─── STORED RECORDS ───
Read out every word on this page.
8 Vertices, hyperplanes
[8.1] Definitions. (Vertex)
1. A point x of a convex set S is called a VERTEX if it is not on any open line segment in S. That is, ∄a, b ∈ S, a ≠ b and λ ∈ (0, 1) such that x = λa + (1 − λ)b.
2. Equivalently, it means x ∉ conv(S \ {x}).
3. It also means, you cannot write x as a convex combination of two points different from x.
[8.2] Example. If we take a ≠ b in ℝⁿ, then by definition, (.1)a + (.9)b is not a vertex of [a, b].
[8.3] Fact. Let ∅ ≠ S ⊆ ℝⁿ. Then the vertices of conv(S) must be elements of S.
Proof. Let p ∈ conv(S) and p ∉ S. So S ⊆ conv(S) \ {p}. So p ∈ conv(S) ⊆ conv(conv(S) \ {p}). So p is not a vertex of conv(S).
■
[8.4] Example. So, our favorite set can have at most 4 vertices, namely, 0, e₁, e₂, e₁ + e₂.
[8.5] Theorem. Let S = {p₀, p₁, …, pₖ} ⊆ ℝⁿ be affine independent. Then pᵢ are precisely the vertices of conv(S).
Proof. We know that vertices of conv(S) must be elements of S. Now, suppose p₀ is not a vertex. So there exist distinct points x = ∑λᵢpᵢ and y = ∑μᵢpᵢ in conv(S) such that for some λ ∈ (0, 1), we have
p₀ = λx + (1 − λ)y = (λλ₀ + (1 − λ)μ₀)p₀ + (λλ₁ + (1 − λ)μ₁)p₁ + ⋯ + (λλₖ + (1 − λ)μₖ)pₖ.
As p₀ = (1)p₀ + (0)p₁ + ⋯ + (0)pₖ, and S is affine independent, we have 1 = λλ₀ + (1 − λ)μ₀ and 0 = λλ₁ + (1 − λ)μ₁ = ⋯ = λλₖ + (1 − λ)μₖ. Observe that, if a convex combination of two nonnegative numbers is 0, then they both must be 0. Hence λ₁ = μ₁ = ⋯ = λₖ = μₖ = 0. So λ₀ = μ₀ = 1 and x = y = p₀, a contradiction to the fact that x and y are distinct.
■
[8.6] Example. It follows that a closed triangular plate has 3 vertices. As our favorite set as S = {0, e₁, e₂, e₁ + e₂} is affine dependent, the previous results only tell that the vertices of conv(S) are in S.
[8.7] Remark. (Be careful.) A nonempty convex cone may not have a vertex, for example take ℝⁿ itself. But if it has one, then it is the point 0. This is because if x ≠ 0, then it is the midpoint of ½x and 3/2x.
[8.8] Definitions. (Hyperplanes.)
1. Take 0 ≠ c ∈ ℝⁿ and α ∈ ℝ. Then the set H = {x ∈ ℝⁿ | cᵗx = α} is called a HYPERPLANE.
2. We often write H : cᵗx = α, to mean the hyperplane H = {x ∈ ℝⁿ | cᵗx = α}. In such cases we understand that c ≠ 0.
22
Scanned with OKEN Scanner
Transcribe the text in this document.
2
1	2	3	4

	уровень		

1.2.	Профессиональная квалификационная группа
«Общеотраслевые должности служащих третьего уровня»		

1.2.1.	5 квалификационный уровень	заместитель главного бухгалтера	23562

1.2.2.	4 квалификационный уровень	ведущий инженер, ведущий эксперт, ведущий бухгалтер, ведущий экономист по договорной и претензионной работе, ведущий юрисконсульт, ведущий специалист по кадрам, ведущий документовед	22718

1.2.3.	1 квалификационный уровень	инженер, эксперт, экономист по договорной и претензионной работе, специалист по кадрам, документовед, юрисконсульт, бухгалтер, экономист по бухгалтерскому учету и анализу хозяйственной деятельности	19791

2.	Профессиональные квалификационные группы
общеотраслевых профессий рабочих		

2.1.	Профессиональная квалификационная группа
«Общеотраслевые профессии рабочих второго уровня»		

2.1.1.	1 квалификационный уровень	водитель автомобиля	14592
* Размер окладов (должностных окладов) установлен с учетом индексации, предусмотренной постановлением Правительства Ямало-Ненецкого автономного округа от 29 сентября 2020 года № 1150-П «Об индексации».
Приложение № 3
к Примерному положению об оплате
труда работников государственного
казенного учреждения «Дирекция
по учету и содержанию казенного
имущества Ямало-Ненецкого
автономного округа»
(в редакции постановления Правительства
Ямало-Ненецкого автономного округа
───
- **PROBLEM STATEMENT**
Your task is to print all of the records exactly.

- **REPLY**
Read out every word on this page.
8 Vertices, hyperplanes
[8.1] Definitions. (Vertex)
1. A point x of a convex set S is called a VERTEX if it is not on any open line segment in S. That is, ∄a, b ∈ S, a ≠ b and λ ∈ (0, 1) such that x = λa + (1 − λ)b.
2. Equivalently, it means x ∉ conv(S \ {x}).
3. It also means, you cannot write x as a convex combination of two points different from x.
[8.2] Example. If we take a ≠ b in ℝⁿ, then by definition, (.1)a + (.9)b is not a vertex of [a, b].
[8.3] Fact. Let ∅ ≠ S ⊆ ℝⁿ. Then the vertices of conv(S) must be elements of S.
Proof. Let p ∈ conv(S) and p ∉ S. So S ⊆ conv(S) \ {p}. So p ∈ conv(S) ⊆ conv(conv(S) \ {p}). So p is not a vertex of conv(S).
■
[8.4] Example. So, our favorite set can have at most 4 vertices, namely, 0, e₁, e₂, e₁ + e₂.
[8.5] Theorem. Let S = {p₀, p₁, …, pₖ} ⊆ ℝⁿ be affine independent. Then pᵢ are precisely the vertices of conv(S).
Proof. We know that vertices of conv(S) must be elements of S. Now, suppose p₀ is not a vertex. So there exist distinct points x = ∑λᵢpᵢ and y = ∑μᵢpᵢ in conv(S) such that for some λ ∈ (0, 1), we have
p₀ = λx + (1 − λ)y = (λλ₀ + (1 − λ)μ₀)p₀ + (λλ₁ + (1 − λ)μ₁)p₁ + ⋯ + (λλₖ + (1 − λ)μₖ)pₖ.
As p₀ = (1)p₀ + (0)p₁ + ⋯ + (0)pₖ, and S is affine independent, we have 1 = λλ₀ + (1 − λ)μ₀ and 0 = λλ₁ + (1 − λ)μ₁ = ⋯ = λλₖ + (1 − λ)μₖ. Observe that, if a convex combination of two nonnegative numbers is 0, then they both must be 0. Hence λ₁ = μ₁ = ⋯ = λₖ = μₖ = 0. So λ₀ = μ₀ = 1 and x = y = p₀, a contradiction to the fact that x and y are distinct.
■
[8.6] Example. It follows that a closed triangular plate has 3 vertices. As our favorite set as S = {0, e₁, e₂, e₁ + e₂} is affine dependent, the previous results only tell that the vertices of conv(S) are in S.
[8.7] Remark. (Be careful.) A nonempty convex cone may not have a vertex, for example take ℝⁿ itself. But if it has one, then it is the point 0. This is because if x ≠ 0, then it is the midpoint of ½x and 3/2x.
[8.8] Definitions. (Hyperplanes.)
1. Take 0 ≠ c ∈ ℝⁿ and α ∈ ℝ. Then the set H = {x ∈ ℝⁿ | cᵗx = α} is called a HYPERPLANE.
2. We often write H : cᵗx = α, to mean the hyperplane H = {x ∈ ℝⁿ | cᵗx = α}. In such cases we understand that c ≠ 0.
22
Scanned with OKEN Scanner
Transcribe the text in this document.
2
1	2	3	4

	уровень		

1.2.	Профессиональная квалификационная группа
«Общеотраслевые должности служащих третьего уровня»		

1.2.1.	5 квалификационный уровень	заместитель главного бухгалтера	23562

1.2.2.	4 квалификационный уровень	ведущий инженер, ведущий эксперт, ведущий бухгалтер, ведущий экономист по договорной и претензионной работе, ведущий юрисконсульт, ведущий специалист по кадрам, ведущий документовед	22718

1.2.3.	1 квалификационный уровень	инженер, эксперт, экономист по договорной и претензионной работе, специалист по кадрам, документовед, юрисконсульт, бухгалтер, экономист по бухгалтерскому учету и анализу хозяйственной деятельности	19791

2.	Профессиональные квалификационные группы
общеотраслевых профессий рабочих		

2.1.	Профессиональная квалификационная группа
«Общеотраслевые профессии рабочих второго уровня»		

2.1.1.	1 квалификационный уровень	водитель автомобиля	14592
* Размер окладов (должностных окладов) установлен с учетом индексации, предусмотренной постановлением Правительства Ямало-Ненецкого автономного округа от 29 сентября 2020 года № 1150-П «Об индексации».
Приложение № 3
к Примерному положению об оплате
труда работников государственного
казенного учреждения «Дирекция
по учету и содержанию казенного
имущества Ямало-Ненецкого
автономного округа»
(в редакции постановления Правительства
Ямало-Ненецкого автономного округа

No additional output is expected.